• GOAL: Will you quote all of the entries, word for word?

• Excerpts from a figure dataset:
>> START

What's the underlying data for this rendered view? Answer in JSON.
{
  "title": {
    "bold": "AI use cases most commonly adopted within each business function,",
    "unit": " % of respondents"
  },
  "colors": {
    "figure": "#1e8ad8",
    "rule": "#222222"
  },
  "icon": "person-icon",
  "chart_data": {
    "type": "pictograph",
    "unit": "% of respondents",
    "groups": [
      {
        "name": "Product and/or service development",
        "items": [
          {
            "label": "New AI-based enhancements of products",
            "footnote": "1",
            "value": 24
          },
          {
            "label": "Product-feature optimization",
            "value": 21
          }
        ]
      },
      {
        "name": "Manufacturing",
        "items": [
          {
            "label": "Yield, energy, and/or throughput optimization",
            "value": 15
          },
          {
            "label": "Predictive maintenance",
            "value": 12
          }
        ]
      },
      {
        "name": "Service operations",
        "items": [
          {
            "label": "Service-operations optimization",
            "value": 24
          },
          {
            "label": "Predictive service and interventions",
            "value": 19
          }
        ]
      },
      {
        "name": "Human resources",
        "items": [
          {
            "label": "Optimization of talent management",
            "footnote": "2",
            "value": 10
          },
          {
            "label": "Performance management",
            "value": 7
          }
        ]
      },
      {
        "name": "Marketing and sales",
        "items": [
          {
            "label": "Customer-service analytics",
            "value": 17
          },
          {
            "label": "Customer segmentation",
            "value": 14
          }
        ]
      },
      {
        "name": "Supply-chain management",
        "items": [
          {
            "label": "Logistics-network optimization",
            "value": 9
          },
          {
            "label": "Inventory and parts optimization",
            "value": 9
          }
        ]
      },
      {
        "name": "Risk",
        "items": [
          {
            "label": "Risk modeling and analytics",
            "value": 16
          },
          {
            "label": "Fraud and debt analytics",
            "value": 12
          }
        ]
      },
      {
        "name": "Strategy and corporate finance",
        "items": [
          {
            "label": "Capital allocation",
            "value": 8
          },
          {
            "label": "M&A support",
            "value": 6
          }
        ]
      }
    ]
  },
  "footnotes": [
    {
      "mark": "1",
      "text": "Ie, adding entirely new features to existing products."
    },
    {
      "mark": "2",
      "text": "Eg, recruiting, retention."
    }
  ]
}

>> END

• TASK RESPONSE:
What's the underlying data for this rendered view? Answer in JSON.
{
  "title": {
    "bold": "AI use cases most commonly adopted within each business function,",
    "unit": " % of respondents"
  },
  "colors": {
    "figure": "#1e8ad8",
    "rule": "#222222"
  },
  "icon": "person-icon",
  "chart_data": {
    "type": "pictograph",
    "unit": "% of respondents",
    "groups": [
      {
        "name": "Product and/or service development",
        "items": [
          {
            "label": "New AI-based enhancements of products",
            "footnote": "1",
            "value": 24
          },
          {
            "label": "Product-feature optimization",
            "value": 21
          }
        ]
      },
      {
        "name": "Manufacturing",
        "items": [
          {
            "label": "Yield, energy, and/or throughput optimization",
            "value": 15
          },
          {
            "label": "Predictive maintenance",
            "value": 12
          }
        ]
      },
      {
        "name": "Service operations",
        "items": [
          {
            "label": "Service-operations optimization",
            "value": 24
          },
          {
            "label": "Predictive service and interventions",
            "value": 19
          }
        ]
      },
      {
        "name": "Human resources",
        "items": [
          {
            "label": "Optimization of talent management",
            "footnote": "2",
            "value": 10
          },
          {
            "label": "Performance management",
            "value": 7
          }
        ]
      },
      {
        "name": "Marketing and sales",
        "items": [
          {
            "label": "Customer-service analytics",
            "value": 17
          },
          {
            "label": "Customer segmentation",
            "value": 14
          }
        ]
      },
      {
        "name": "Supply-chain management",
        "items": [
          {
            "label": "Logistics-network optimization",
            "value": 9
          },
          {
            "label": "Inventory and parts optimization",
            "value": 9
          }
        ]
      },
      {
        "name": "Risk",
        "items": [
          {
            "label": "Risk modeling and analytics",
            "value": 16
          },
          {
            "label": "Fraud and debt analytics",
            "value": 12
          }
        ]
      },
      {
        "name": "Strategy and corporate finance",
        "items": [
          {
            "label": "Capital allocation",
            "value": 8
          },
          {
            "label": "M&A support",
            "value": 6
          }
        ]
      }
    ]
  },
  "footnotes": [
    {
      "mark": "1",
      "text": "Ie, adding entirely new features to existing products."
    },
    {
      "mark": "2",
      "text": "Eg, recruiting, retention."
    }
  ]
}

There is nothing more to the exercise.